§ What to work on: What is the count of lines in the listing below that hold the string "this"? Reply with that number alone.

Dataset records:
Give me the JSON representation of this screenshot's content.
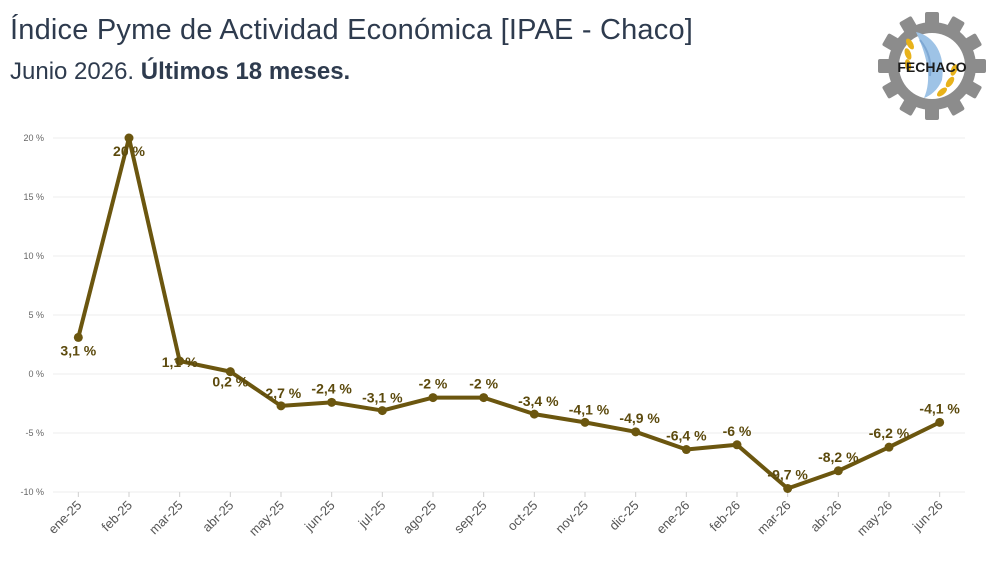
{
  "header": {
    "title": "Índice Pyme de Actividad Económica [IPAE - Chaco]",
    "subtitle_plain": "Junio 2026. ",
    "subtitle_bold": "Últimos 18 meses."
  },
  "logo": {
    "text": "FECHACO",
    "gear_color": "#8c8c8c",
    "wheat_color": "#e8b21a",
    "wing_color": "#9ec3e6"
  },
  "colors": {
    "series": "#6b560f",
    "label": "#5c4a0d",
    "grid": "#ececec"
  },
  "chart_data": {
    "type": "line",
    "title": "Índice Pyme de Actividad Económica [IPAE - Chaco]",
    "categories": [
      "ene-25",
      "feb-25",
      "mar-25",
      "abr-25",
      "may-25",
      "jun-25",
      "jul-25",
      "ago-25",
      "sep-25",
      "oct-25",
      "nov-25",
      "dic-25",
      "ene-26",
      "feb-26",
      "mar-26",
      "abr-26",
      "may-26",
      "jun-26"
    ],
    "values": [
      3.1,
      20,
      1.1,
      0.2,
      -2.7,
      -2.4,
      -3.1,
      -2,
      -2,
      -3.4,
      -4.1,
      -4.9,
      -6.4,
      -6,
      -9.7,
      -8.2,
      -6.2,
      -4.1
    ],
    "data_labels": [
      "3,1 %",
      "20 %",
      "1,1 %",
      "0,2 %",
      "-2,7 %",
      "-2,4 %",
      "-3,1 %",
      "-2 %",
      "-2 %",
      "-3,4 %",
      "-4,1 %",
      "-4,9 %",
      "-6,4 %",
      "-6 %",
      "-9,7 %",
      "-8,2 %",
      "-6,2 %",
      "-4,1 %"
    ],
    "y_ticks": [
      20,
      15,
      10,
      5,
      0,
      -5,
      -10
    ],
    "y_tick_labels": [
      "20 %",
      "15 %",
      "10 %",
      "5 %",
      "0 %",
      "-5 %",
      "-10 %"
    ],
    "ylim": [
      -10,
      20
    ],
    "grid": true,
    "legend": "none"
  }
}
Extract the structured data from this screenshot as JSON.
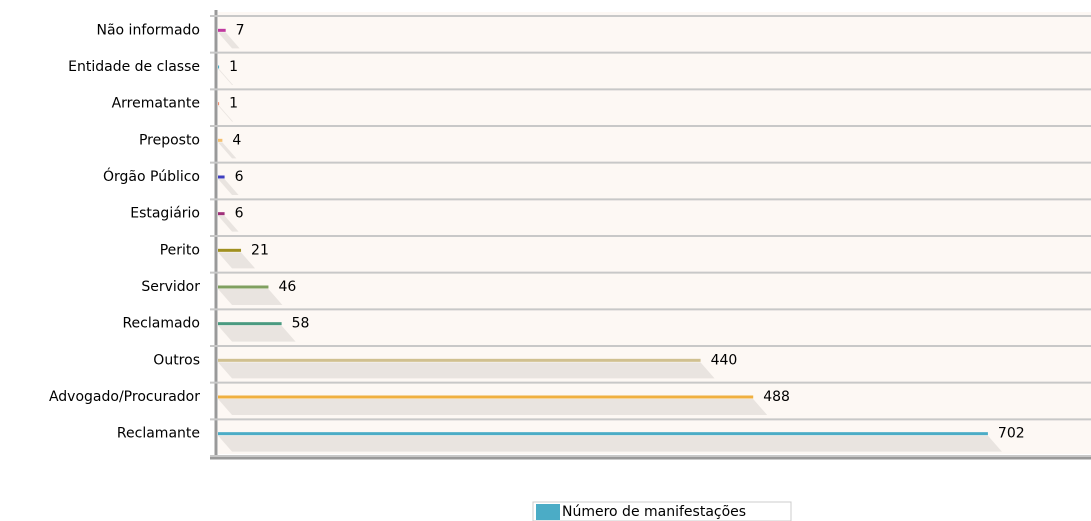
{
  "chart_data": {
    "type": "hbar",
    "categories": [
      "Não informado",
      "Entidade de classe",
      "Arrematante",
      "Preposto",
      "Órgão Público",
      "Estagiário",
      "Perito",
      "Servidor",
      "Reclamado",
      "Outros",
      "Advogado/Procurador",
      "Reclamante"
    ],
    "series": [
      {
        "name": "Número de manifestações",
        "color": "#4bacc6",
        "values": [
          7,
          1,
          1,
          4,
          6,
          6,
          21,
          46,
          58,
          440,
          488,
          702
        ],
        "colors": [
          "#c0399f",
          "#4bacc6",
          "#f09070",
          "#f5c070",
          "#4040c0",
          "#a0307a",
          "#a09020",
          "#80a060",
          "#4a9a80",
          "#d0c090",
          "#f0b040",
          "#4bacc6"
        ]
      }
    ],
    "xlim": [
      0,
      796
    ]
  }
}
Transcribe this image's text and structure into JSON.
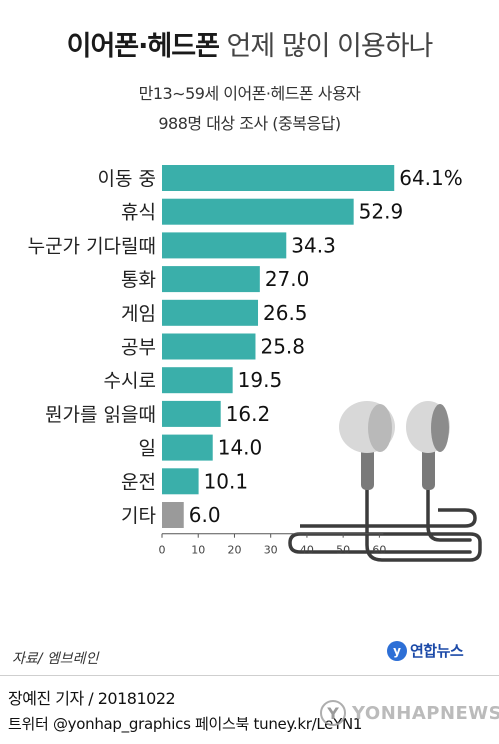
{
  "header": {
    "title_bold": "이어폰·헤드폰",
    "title_light": "언제 많이 이용하나",
    "subtitle_line1": "만13∼59세 이어폰·헤드폰 사용자",
    "subtitle_line2": "988명 대상 조사 (중복응답)"
  },
  "chart_data": {
    "type": "bar",
    "orientation": "horizontal",
    "categories": [
      "이동 중",
      "휴식",
      "누군가 기다릴때",
      "통화",
      "게임",
      "공부",
      "수시로",
      "뭔가를 읽을때",
      "일",
      "운전",
      "기타"
    ],
    "values": [
      64.1,
      52.9,
      34.3,
      27.0,
      26.5,
      25.8,
      19.5,
      16.2,
      14.0,
      10.1,
      6.0
    ],
    "value_labels": [
      "64.1%",
      "52.9",
      "34.3",
      "27.0",
      "26.5",
      "25.8",
      "19.5",
      "16.2",
      "14.0",
      "10.1",
      "6.0"
    ],
    "bar_colors": [
      "#3aafaa",
      "#3aafaa",
      "#3aafaa",
      "#3aafaa",
      "#3aafaa",
      "#3aafaa",
      "#3aafaa",
      "#3aafaa",
      "#3aafaa",
      "#3aafaa",
      "#9a9a9a"
    ],
    "xlim": [
      0,
      65
    ],
    "xticks": [
      "0",
      "10",
      "20",
      "30",
      "40",
      "50",
      "60"
    ],
    "xtick_values": [
      0,
      10,
      20,
      30,
      40,
      50,
      60
    ],
    "grid": false,
    "legend": "none",
    "illustration": "earphones-icon"
  },
  "footer": {
    "source": "자료/ 엠브레인",
    "logo_mark": "y",
    "logo_text": "연합뉴스",
    "credit": "장예진 기자 / 20181022",
    "social": "트위터 @yonhap_graphics  페이스북 tuney.kr/LeYN1",
    "watermark_mark": "Y",
    "watermark_text": "YONHAPNEWS"
  },
  "colors": {
    "bar": "#3aafaa",
    "bar_other": "#9a9a9a",
    "earphone_body": "#d8d8d8",
    "earphone_stem": "#7a7a7a",
    "cable": "#3c3c3c"
  }
}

§ Written response: 3